__実施する作業__
• 1. ソフトウェアテスト用語の解説で「エラーの具体例」として挙げられている事例を、すべて書き出してください。
• 2. ソフトウェアテスト用語の解説によると、JSTQBの用語集ではエラーはどのように定義されていますか。
• 3. ソフトウェアテスト用語の解説を、示されている最後の文の後から書き継いでください。

__元の文章__
··········
バグ・欠陥・故障・エラーの違いとは?ソフトウェアテストの用語を整理

開発やテストの現場では「バグが出た」「不具合が発生した」「障害報告を上げて」といった言葉が日常的に飛び交います。ところが、いざ「バグと欠陥はどう違うのか」「エラーと故障は同じものか」と問われると、明確に答えられる人は多くありません。用語の定義が曖昧なままだと、原因の切り分けが曖昧になり、再発防止も的外れになります。
ソフトウェアテストの国際的な資格認定体系であるISTQB(日本組織はJSTQB)では、これらの用語は明確に区別されています。本記事では「エラー」「欠陥」「故障」という3つの中核用語を整理したうえで、現場語との対応関係、欠陥が生まれる原因、欠陥管理の実務、品質を測る指標までを解説します。
バグ・欠陥・故障・エラーの違いを一覧で把握する
まず全体像を押さえておきましょう。JSTQB/ISTQBの用語体系では、3つの用語が「原因 → 結果 → 現象」という一本の因果関係でつながっています。
| 用語 | 英語表記 | 何を指すか | 存在する場所 | 観測できるタイミング |
|---|---|---|---|---|
| エラー(誤り) | Error / Mistake | 人間が犯す間違いそのもの | 人間の頭の中・行為 | 直接は観測できない |
| 欠陥 | Defect / Fault / Bug | エラーの結果として成果物に埋め込まれた不備 | コード・仕様書・設計書などの成果物 | レビューや静的解析、テスト結果からの追跡で判明 |
| 故障 | Failure | 欠陥が実行され、期待どおりに動作しない事象 | 実行中のシステムの振る舞い | 実行時(テスト中・運用中) |
ポイントは「エラーは人に、欠陥はモノに、故障は振る舞いに存在する」という置き場所の違いです。この一点さえ押さえておけば、混乱の大半は解消します。以降でそれぞれを詳しく見ていきます。
エラー(Error)とは — 人間が犯す間違い
エラーとは、人間が犯す間違いそのものです。JSTQBの用語集では「誤った結果を生み出す人間の行為」と定義されています。日本語では「誤り」と訳されることもあり、Mistake(間違い)という語が併記されることもあります。
重要なのは、エラーはソフトウェアの中には存在しないという点です。エラーは人の認知や判断の中で起きる出来事であり、それが成果物に書き込まれて初めて形を持ちます。
エラーの具体例
- 要件定義書の「以上」「未満」を読み違えた(仕様の誤解)
- 境界値の扱いについて、開発者と企画担当者で認識がずれていた
- 設計時に例外パターンの存在を思いつかなかった(考慮漏れ)
- タイムゾーンの扱いを勘違いしたまま設計した(知識不足)
- 納期が迫っていたため、影響範囲の確認を省略した(プレッシャー下の判断ミス)
注意したいのは、エラーの原因が「その人の能力不足」だけではないことです。仕様書の記述が曖昧、レビュー時間が確保されていない、情報が届いていないといった組織的・環境的な要因がエラーを誘発するケースは非常に多くあります。エラーを個人の責任に帰着させる文化は報告の隠蔽を招き、かえって品質を悪化させます。
··········
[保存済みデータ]
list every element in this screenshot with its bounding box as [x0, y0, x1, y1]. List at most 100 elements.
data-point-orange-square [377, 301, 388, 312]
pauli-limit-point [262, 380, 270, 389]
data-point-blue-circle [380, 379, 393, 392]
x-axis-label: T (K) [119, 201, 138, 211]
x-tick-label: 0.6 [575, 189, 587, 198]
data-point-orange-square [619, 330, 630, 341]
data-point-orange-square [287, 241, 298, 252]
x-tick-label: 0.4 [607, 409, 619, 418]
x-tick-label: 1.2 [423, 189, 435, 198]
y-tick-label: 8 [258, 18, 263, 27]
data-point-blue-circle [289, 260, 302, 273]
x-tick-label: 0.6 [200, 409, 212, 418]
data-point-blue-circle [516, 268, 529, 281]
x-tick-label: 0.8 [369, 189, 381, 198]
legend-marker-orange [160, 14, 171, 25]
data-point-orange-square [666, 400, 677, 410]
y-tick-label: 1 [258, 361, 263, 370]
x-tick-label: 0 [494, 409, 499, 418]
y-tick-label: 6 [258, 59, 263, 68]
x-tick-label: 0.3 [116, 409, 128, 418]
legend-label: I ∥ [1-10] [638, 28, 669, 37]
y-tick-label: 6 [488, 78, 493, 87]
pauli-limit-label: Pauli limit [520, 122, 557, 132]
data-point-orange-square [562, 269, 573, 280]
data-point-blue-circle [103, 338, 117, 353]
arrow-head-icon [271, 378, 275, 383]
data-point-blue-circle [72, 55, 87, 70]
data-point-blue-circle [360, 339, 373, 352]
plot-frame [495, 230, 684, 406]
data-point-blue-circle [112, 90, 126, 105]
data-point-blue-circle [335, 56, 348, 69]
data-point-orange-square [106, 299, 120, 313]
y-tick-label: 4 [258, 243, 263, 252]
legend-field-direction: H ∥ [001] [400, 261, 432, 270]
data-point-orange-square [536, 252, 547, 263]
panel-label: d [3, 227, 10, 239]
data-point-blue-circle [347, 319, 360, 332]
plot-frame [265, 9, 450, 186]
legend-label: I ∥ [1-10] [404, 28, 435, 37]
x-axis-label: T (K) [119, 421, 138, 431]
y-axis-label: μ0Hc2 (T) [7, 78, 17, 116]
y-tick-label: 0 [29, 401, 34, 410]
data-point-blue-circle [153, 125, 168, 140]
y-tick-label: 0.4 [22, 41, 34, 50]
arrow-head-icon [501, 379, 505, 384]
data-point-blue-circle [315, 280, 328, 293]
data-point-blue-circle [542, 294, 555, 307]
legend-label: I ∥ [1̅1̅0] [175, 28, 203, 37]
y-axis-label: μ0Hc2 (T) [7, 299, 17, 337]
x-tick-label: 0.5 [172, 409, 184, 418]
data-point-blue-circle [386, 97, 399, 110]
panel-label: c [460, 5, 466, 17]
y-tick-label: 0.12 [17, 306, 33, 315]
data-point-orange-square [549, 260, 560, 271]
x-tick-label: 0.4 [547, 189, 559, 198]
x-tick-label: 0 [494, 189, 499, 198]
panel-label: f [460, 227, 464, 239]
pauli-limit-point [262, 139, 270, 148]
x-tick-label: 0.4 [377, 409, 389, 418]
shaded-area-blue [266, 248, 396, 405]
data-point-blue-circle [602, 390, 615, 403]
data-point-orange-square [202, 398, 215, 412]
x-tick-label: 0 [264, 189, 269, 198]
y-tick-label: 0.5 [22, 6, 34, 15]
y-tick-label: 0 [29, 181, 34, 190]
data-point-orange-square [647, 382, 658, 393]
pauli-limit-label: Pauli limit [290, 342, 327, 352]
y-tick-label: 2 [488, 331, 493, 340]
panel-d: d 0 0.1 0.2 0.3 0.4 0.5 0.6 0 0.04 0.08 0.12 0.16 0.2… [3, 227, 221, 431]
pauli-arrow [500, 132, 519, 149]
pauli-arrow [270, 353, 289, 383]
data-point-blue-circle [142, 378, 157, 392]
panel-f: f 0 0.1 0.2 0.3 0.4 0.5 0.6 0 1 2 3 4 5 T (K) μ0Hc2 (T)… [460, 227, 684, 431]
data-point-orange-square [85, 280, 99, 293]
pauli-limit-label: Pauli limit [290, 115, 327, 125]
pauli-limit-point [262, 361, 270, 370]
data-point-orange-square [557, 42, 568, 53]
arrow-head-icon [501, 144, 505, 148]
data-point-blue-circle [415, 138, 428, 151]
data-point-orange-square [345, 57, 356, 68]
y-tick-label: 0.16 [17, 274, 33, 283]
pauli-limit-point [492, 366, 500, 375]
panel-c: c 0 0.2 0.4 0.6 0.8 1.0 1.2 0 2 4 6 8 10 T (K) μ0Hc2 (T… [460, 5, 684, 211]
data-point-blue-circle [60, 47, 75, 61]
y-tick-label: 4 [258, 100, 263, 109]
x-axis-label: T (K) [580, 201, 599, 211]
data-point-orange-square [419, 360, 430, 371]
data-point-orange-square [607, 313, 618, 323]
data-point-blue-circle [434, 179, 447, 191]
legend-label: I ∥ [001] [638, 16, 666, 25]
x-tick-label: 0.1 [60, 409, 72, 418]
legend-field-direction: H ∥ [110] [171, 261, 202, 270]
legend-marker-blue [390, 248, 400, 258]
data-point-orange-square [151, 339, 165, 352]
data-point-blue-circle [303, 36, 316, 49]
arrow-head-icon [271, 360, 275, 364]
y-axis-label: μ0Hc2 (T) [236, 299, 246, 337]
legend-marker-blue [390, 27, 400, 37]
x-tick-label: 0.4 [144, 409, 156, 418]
··········
__作業の回答__
• 1.
- 要件定義書の「以上」「未満」を読み違えた(仕様の誤解)
- 境界値の扱いについて、開発者と企画担当者で認識がずれていた
- 設計時に例外パターンの存在を思いつかなかった(考慮漏れ)
- タイムゾーンの扱いを勘違いしたまま設計した(知識不足)
- 納期が迫っていたため、影響範囲の確認を省略した(プレッシャー下の判断ミス)

• 2. 「誤った結果を生み出す人間の行為」と定義されています。

• 3.
欠陥(Defect)とは — 成果物に埋め込まれた不備
欠陥とは、エラーの結果として成果物の中に埋め込まれた不備です。JSTQBでは「要求された機能をコンポーネントやシステムが実行することを妨げる可能性のある不備」と定義されています。英語ではDefectのほか、Faultという語も同義で使われます。そして日常的には、この欠陥のことを「バグ」と呼んでいるケースがほとんどです。
欠陥はコードの中だけにあるわけではない
「バグ=プログラムの誤り」というイメージが強いため見落とされがちですが、欠陥はコード以外の成果物にも存在します。要件定義書、設計書、テスト設計書、ユーザーマニュアルにも欠陥は入り込みます。
| 欠陥が存在しうる成果物 | 欠陥の例 | 主な検出手段 |
|---|---|---|
| 要件定義書 | 要件同士が矛盾している/必要な要件が記載されていない | レビュー、ウォークスルー |
| 基本設計・詳細設計書 | 異常系の処理フローが定義されていない | インスペクション、設計レビュー |
| ソースコード | 境界条件の判定式が誤っている/NULLチェック漏れ | 静的解析、単体テスト、コードレビュー |
| 設定ファイル・環境定義 | 本番環境のパラメータ値が誤っている | 構成レビュー、環境テスト |
| テスト設計書・マニュアル | 期待結果の記述が誤っている/実装と異なる操作手順が書かれている | テストケースレビュー、ドキュメントレビュー |
成果物に埋め込まれた欠陥をコードになる前に見つける活動が、レビューやインスペクションです。詳しくはレビューとインスペクションによる品質向上で解説していますが、実行を伴わずに欠陥を検出できるという意味で、テストとは補完関係にあります。
なお、DefectとFaultはほぼ同義ですが、Faultは信頼性工学の文脈で「故障を引き起こす直接原因となるシステム内部の状態」を指す傾向があります。標準ごとに微妙な差異があるため、どちらが正しいかを突き詰めるより、自組織でどの語をどの意味で使うか決めるほうが実務的です。
故障(Failure)とは — 実行時に現れる事象
故障とは、欠陥を含むコードが実行された結果、システムが期待どおりに動作しない事象です。JSTQBでは「コンポーネントやシステムが期待した結果と異なる動作をすること」と定義されています。
故障は「振る舞い」であって「モノ」ではないため、故障そのものは直せません。直せるのは欠陥のほうです。「故障を修正する」は厳密には正しくなく、「故障の原因となった欠陥を修正する」が正確な表現になります。
故障の具体例
- 金額を入力して確定ボタンを押すと、画面がエラーメッセージなしで固まる
- 本来は登録できないはずの日付が受け付けられてしまう
- 帳票の合計金額が1円ずれる
- バッチ処理が異常終了し、翌日のデータが更新されない
いずれも「実行して初めてわかる」性質を持ちます。つまりテスト実行で直接見つかるのは故障であり、欠陥は故障を手がかりに追跡して特定するという関係になります。
「エラー → 欠陥 → 故障」という因果の連鎖
3つの用語は、時間軸に沿った一本の連鎖として理解するのが最も実用的です。具体例で追ってみましょう。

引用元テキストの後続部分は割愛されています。